**WHAT YOU SHOULD DO**
Your answer should be one number: the count of lines in these entries that hold the word "Scripts".

**SOURCE DATA**
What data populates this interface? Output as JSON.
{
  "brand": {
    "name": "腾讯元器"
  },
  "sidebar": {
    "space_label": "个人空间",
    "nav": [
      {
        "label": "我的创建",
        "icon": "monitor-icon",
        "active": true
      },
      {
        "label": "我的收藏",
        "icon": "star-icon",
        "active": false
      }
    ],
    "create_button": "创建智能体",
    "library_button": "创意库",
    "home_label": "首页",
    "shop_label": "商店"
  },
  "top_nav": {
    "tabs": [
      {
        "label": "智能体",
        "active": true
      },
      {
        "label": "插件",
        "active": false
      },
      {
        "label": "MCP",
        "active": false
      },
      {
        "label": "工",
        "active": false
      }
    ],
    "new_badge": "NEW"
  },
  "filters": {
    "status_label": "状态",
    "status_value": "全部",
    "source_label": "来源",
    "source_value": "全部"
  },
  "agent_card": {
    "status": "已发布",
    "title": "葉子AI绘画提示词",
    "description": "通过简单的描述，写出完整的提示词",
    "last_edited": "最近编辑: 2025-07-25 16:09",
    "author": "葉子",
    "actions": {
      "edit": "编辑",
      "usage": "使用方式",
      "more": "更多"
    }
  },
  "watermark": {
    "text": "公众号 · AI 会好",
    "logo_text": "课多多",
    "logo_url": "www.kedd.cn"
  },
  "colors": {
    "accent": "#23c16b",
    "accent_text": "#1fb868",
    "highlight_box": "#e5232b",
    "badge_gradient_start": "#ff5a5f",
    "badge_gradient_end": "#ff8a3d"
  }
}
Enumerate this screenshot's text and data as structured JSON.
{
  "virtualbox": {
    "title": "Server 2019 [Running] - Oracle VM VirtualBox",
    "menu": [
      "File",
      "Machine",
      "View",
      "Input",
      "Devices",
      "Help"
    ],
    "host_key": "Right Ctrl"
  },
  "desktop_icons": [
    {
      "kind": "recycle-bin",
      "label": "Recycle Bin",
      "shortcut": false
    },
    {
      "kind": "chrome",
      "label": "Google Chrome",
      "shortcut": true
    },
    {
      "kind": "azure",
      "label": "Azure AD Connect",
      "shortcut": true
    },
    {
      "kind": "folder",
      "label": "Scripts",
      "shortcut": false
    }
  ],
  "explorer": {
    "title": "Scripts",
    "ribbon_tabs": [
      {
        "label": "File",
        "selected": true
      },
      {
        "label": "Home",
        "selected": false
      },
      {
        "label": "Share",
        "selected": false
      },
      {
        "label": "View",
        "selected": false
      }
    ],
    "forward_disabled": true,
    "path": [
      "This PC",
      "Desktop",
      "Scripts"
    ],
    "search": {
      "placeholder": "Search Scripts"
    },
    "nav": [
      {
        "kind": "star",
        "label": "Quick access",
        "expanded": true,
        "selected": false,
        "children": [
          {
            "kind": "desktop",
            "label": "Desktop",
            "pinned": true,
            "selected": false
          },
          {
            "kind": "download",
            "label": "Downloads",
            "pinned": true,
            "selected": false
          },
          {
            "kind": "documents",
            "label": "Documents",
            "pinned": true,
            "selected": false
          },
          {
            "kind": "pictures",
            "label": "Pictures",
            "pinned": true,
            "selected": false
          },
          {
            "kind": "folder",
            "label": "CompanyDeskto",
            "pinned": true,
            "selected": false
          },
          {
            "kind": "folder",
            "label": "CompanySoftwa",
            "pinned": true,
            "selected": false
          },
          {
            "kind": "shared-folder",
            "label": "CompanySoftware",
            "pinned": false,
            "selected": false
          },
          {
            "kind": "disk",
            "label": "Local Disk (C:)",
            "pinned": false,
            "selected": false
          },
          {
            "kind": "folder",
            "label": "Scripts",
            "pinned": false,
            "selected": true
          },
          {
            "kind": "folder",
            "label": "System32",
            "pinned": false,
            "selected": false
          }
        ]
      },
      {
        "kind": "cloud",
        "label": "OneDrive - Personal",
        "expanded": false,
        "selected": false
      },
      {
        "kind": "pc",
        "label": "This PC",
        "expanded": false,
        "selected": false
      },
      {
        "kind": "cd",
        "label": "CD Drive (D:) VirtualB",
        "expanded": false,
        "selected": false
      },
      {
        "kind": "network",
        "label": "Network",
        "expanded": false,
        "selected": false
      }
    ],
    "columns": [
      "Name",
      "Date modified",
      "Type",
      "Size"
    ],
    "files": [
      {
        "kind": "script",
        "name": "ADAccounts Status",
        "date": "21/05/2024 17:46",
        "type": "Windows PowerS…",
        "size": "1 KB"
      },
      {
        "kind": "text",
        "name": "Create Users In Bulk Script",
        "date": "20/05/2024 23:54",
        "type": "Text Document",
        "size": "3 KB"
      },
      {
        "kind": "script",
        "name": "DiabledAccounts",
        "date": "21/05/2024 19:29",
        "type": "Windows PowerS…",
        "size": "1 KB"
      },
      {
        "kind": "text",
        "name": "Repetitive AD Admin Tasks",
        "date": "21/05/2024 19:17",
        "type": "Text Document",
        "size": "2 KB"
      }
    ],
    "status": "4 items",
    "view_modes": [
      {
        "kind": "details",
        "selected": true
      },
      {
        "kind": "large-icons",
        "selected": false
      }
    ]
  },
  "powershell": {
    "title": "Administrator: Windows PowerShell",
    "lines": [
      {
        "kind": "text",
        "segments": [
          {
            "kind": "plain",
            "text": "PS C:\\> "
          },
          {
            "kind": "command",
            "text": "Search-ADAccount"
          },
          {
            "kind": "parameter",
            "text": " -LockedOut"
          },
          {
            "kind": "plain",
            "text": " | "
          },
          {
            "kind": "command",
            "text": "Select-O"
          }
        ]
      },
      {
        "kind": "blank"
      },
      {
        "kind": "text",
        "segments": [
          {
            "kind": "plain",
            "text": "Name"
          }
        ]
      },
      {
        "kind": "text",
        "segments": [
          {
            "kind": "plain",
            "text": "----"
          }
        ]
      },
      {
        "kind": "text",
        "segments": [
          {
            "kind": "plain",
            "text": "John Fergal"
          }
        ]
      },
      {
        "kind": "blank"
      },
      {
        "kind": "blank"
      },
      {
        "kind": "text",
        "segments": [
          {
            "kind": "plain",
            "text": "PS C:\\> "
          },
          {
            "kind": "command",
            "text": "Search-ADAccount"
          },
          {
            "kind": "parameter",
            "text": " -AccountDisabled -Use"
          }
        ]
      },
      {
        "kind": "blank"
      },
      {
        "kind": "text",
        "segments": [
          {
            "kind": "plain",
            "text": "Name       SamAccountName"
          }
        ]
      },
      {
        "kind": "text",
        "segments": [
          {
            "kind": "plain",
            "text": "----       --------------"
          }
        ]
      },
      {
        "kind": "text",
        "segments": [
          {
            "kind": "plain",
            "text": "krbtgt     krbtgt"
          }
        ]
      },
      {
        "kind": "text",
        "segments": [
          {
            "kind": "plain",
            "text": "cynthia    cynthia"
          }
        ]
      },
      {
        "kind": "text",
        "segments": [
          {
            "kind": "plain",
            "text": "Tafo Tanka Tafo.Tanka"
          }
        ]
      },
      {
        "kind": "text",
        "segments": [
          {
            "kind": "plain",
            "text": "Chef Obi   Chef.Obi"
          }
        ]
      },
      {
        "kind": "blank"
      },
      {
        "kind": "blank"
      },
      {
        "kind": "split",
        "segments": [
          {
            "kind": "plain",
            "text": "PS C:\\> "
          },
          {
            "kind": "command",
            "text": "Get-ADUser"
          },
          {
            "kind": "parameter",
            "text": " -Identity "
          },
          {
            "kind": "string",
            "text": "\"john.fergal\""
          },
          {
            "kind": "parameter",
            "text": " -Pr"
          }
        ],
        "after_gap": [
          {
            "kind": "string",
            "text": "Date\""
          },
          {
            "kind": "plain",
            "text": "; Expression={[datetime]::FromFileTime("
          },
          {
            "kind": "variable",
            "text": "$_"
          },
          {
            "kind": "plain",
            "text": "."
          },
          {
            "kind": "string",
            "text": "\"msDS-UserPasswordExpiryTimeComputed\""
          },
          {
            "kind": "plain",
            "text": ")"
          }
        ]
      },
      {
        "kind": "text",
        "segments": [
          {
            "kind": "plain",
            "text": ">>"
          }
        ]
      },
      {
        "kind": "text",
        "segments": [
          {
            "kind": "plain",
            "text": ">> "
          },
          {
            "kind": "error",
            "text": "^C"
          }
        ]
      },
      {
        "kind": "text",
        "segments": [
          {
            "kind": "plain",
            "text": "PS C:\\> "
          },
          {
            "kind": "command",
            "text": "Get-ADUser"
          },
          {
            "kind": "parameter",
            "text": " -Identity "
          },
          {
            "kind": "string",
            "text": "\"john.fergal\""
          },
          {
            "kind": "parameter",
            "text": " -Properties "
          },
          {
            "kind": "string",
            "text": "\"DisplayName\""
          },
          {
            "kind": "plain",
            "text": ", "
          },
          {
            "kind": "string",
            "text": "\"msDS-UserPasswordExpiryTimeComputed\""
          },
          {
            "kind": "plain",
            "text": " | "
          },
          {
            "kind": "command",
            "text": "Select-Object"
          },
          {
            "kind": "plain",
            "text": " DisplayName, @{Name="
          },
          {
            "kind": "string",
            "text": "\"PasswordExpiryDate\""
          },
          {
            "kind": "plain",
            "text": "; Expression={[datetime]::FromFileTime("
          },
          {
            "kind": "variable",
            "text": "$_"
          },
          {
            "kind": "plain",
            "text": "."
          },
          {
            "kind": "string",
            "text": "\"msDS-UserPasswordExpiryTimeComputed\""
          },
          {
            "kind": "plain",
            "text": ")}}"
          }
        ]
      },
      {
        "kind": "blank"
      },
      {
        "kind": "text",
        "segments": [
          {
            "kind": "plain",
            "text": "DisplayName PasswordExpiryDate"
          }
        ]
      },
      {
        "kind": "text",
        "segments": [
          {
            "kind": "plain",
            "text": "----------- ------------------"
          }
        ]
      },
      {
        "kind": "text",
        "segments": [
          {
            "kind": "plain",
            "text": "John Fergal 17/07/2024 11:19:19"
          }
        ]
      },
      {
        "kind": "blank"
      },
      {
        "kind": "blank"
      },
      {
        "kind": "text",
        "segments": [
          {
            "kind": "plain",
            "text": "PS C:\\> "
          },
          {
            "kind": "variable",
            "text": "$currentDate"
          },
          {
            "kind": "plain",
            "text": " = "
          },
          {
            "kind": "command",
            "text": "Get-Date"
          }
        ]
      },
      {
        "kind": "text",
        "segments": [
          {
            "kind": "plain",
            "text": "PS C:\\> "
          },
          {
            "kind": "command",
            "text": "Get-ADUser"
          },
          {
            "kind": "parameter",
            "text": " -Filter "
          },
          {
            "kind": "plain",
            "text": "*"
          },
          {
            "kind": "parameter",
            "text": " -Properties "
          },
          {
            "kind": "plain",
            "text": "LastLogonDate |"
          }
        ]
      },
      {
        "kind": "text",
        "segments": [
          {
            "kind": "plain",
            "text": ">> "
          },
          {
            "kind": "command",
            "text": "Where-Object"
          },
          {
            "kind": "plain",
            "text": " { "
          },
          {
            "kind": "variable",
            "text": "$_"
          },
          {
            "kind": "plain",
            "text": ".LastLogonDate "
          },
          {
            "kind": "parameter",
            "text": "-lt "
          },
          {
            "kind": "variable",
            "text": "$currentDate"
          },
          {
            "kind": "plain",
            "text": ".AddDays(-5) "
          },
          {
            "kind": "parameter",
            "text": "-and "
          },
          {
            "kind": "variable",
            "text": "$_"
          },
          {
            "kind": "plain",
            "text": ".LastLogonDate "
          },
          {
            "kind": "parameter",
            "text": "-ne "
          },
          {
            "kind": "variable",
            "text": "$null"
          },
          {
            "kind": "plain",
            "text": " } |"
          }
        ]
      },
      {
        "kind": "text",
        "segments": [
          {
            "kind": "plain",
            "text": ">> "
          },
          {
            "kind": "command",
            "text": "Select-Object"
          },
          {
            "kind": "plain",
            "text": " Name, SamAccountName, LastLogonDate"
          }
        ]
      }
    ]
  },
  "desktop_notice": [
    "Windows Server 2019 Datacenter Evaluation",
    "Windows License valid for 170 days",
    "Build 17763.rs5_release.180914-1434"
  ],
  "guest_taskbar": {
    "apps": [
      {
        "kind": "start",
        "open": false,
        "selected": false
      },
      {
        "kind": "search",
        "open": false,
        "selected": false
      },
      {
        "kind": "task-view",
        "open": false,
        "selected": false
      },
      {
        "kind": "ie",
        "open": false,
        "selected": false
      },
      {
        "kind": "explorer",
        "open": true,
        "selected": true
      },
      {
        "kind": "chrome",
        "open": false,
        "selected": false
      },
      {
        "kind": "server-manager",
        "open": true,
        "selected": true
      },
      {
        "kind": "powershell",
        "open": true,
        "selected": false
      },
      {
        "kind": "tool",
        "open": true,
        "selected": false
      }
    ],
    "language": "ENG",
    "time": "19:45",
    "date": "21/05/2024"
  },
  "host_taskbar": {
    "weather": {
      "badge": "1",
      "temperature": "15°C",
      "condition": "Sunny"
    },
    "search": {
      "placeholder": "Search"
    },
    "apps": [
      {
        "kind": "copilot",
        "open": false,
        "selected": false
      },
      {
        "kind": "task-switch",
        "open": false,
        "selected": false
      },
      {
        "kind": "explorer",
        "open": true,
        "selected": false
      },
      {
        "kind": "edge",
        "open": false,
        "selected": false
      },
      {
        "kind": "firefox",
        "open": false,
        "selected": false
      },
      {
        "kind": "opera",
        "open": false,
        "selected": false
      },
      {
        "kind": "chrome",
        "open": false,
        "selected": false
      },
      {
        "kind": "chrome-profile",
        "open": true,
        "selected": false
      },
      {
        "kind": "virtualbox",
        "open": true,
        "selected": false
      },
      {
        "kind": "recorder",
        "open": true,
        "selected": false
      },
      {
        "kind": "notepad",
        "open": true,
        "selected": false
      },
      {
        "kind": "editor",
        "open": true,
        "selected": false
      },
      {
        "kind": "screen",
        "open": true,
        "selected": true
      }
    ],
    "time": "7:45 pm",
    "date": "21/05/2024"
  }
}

**CORRECT RESPONSE**
5